== Records to process ==

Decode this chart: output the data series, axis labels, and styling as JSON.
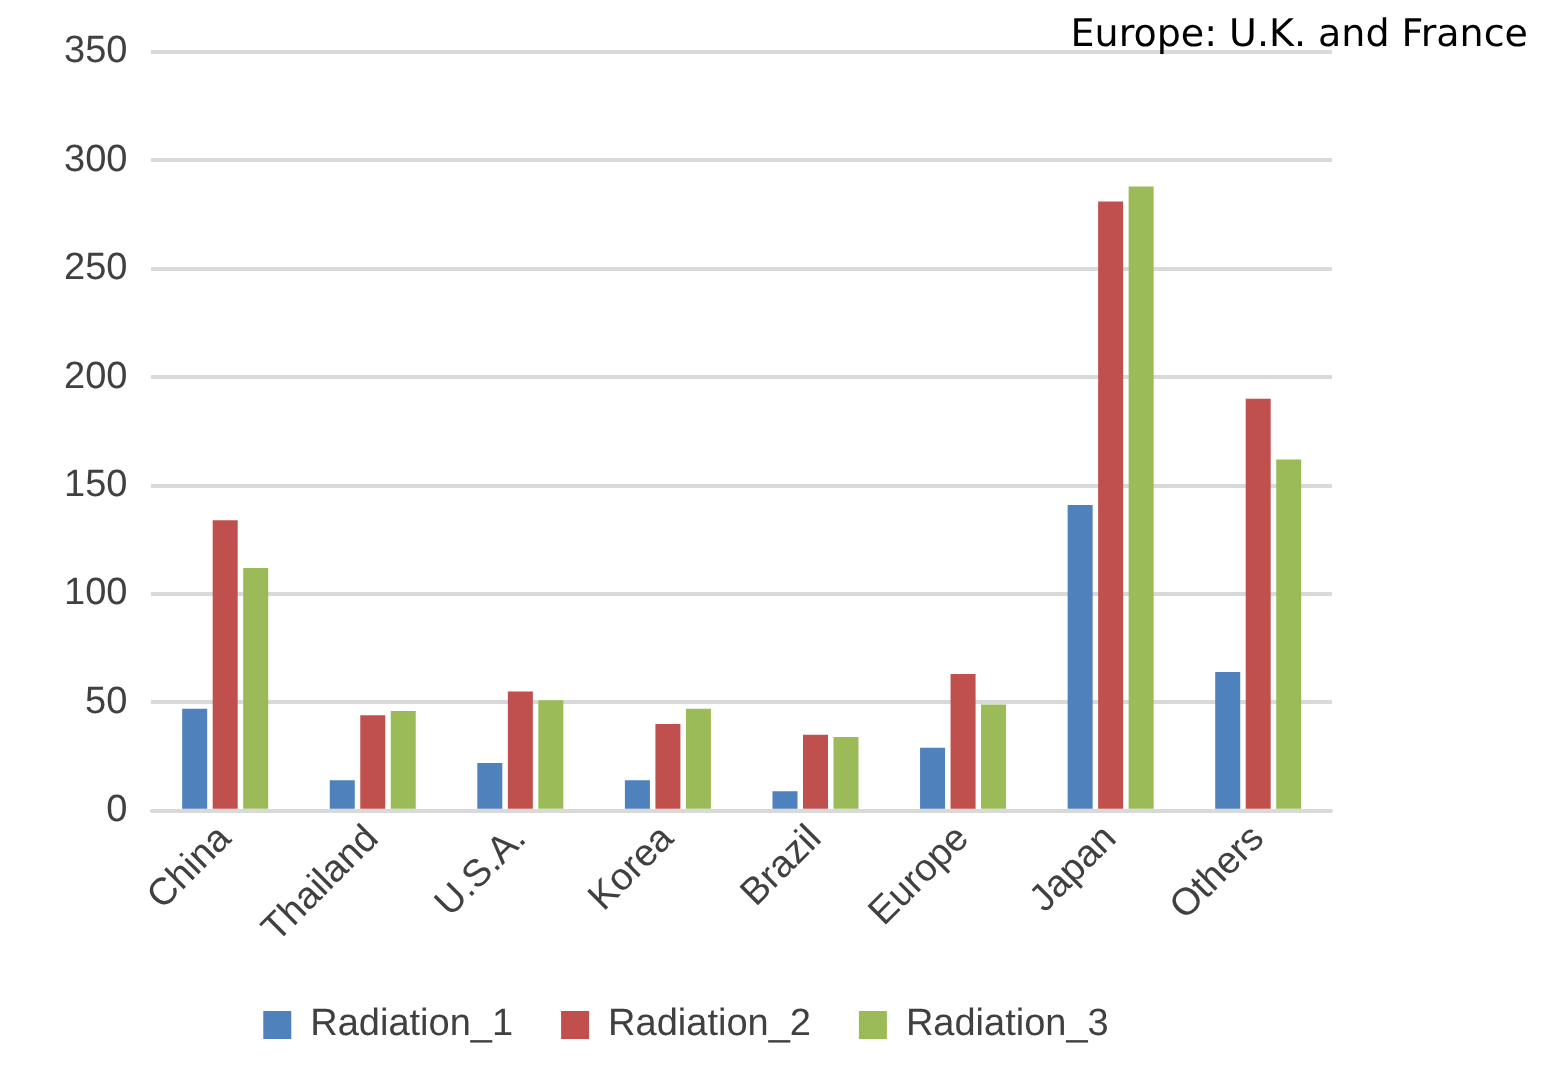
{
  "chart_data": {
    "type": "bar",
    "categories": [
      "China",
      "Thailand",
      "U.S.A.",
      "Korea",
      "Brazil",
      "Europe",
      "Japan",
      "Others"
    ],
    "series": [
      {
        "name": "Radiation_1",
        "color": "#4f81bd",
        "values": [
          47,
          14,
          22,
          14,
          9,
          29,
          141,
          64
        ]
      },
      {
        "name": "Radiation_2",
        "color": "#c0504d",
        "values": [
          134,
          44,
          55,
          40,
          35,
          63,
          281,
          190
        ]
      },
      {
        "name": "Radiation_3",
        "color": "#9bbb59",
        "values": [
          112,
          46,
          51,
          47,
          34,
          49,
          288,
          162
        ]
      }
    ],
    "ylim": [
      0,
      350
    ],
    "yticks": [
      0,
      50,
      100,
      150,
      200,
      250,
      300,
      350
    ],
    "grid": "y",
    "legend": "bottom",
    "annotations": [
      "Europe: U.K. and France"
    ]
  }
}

===

- [Exercise]
The records above are to be reproduced exactly; the pictures are to be left out.

- [Final answer]
Decode this chart: output the data series, axis labels, and styling as JSON.
{
  "chart_data": {
    "type": "bar",
    "categories": [
      "China",
      "Thailand",
      "U.S.A.",
      "Korea",
      "Brazil",
      "Europe",
      "Japan",
      "Others"
    ],
    "series": [
      {
        "name": "Radiation_1",
        "color": "#4f81bd",
        "values": [
          47,
          14,
          22,
          14,
          9,
          29,
          141,
          64
        ]
      },
      {
        "name": "Radiation_2",
        "color": "#c0504d",
        "values": [
          134,
          44,
          55,
          40,
          35,
          63,
          281,
          190
        ]
      },
      {
        "name": "Radiation_3",
        "color": "#9bbb59",
        "values": [
          112,
          46,
          51,
          47,
          34,
          49,
          288,
          162
        ]
      }
    ],
    "ylim": [
      0,
      350
    ],
    "yticks": [
      0,
      50,
      100,
      150,
      200,
      250,
      300,
      350
    ],
    "grid": "y",
    "legend": "bottom",
    "annotations": [
      "Europe: U.K. and France"
    ]
  }
}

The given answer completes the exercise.